--- START DATASET CONTENT ---

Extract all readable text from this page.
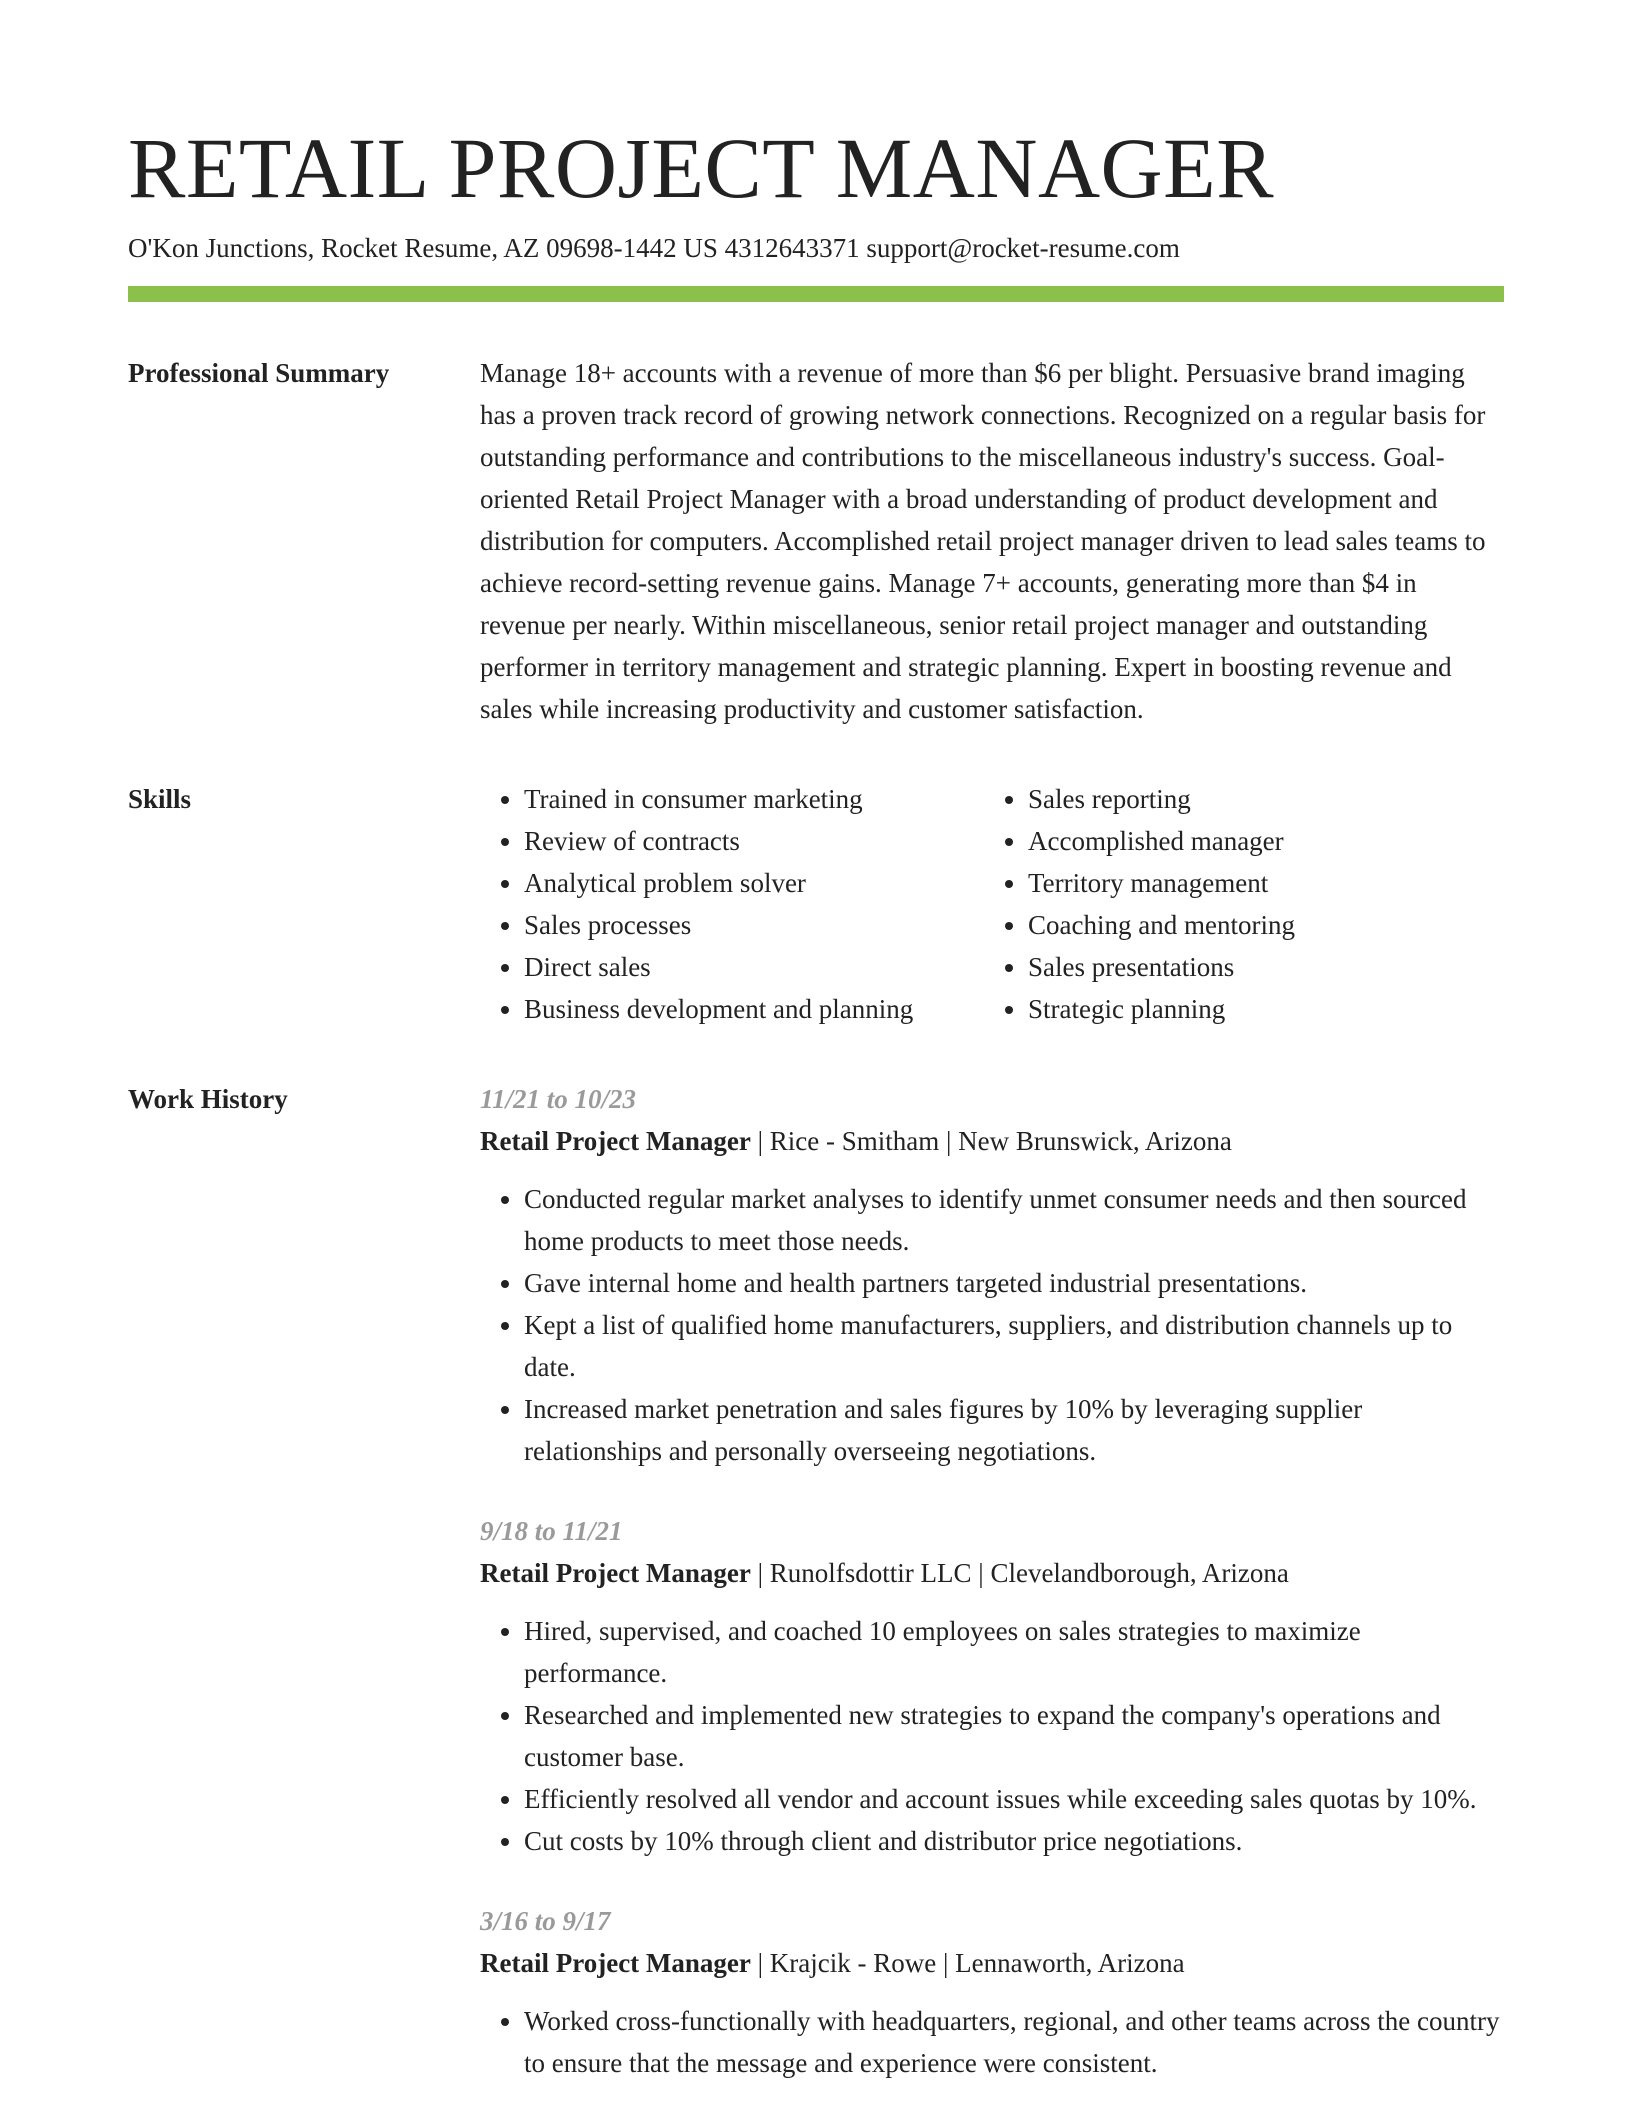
RETAIL PROJECT MANAGER
O'Kon Junctions, Rocket Resume, AZ 09698-1442 US 4312643371 support@rocket-resume.com
Professional Summary	Manage 18+ accounts with a revenue of more than $6 per blight. Persuasive brand imaging has a proven track record of growing network connections. Recognized on a regular basis for outstanding performance and contributions to the miscellaneous industry's success. Goal-oriented Retail Project Manager with a broad understanding of product development and distribution for computers. Accomplished retail project manager driven to lead sales teams to achieve record-setting revenue gains. Manage 7+ accounts, generating more than $4 in revenue per nearly. Within miscellaneous, senior retail project manager and outstanding performer in territory management and strategic planning. Expert in boosting revenue and sales while increasing productivity and customer satisfaction.

Skills
•	Trained in consumer marketing
• Review of contracts
• Analytical problem solver
• Sales processes
• Direct sales
• Business development and planning
• Sales reporting
• Accomplished manager
• Territory management
• Coaching and mentoring
• Sales presentations
• Strategic planning
Work History	11/21 to 10/23
Retail Project Manager | Rice - Smitham | New Brunswick, Arizona
• Conducted regular market analyses to identify unmet consumer needs and then sourced home products to meet those needs.
• Gave internal home and health partners targeted industrial presentations.
• Kept a list of qualified home manufacturers, suppliers, and distribution channels up to date.
• Increased market penetration and sales figures by 10% by leveraging supplier relationships and personally overseeing negotiations.
9/18 to 11/21
Retail Project Manager | Runolfsdottir LLC | Clevelandborough, Arizona
• Hired, supervised, and coached 10 employees on sales strategies to maximize performance.
• Researched and implemented new strategies to expand the company's operations and customer base.
• Efficiently resolved all vendor and account issues while exceeding sales quotas by 10%.
• Cut costs by 10% through client and distributor price negotiations.
3/16 to 9/17
Retail Project Manager | Krajcik - Rowe | Lennaworth, Arizona
• Worked cross-functionally with headquarters, regional, and other teams across the country to ensure that the message and experience were consistent.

--- END DATASET CONTENT ---

Search the entries for the word "Arizona", then list each line that holds it.

# THE COMPLETED TASK:
Retail Project Manager | Rice - Smitham | New Brunswick, Arizona
Retail Project Manager | Runolfsdottir LLC | Clevelandborough, Arizona
Retail Project Manager | Krajcik - Rowe | Lennaworth, Arizona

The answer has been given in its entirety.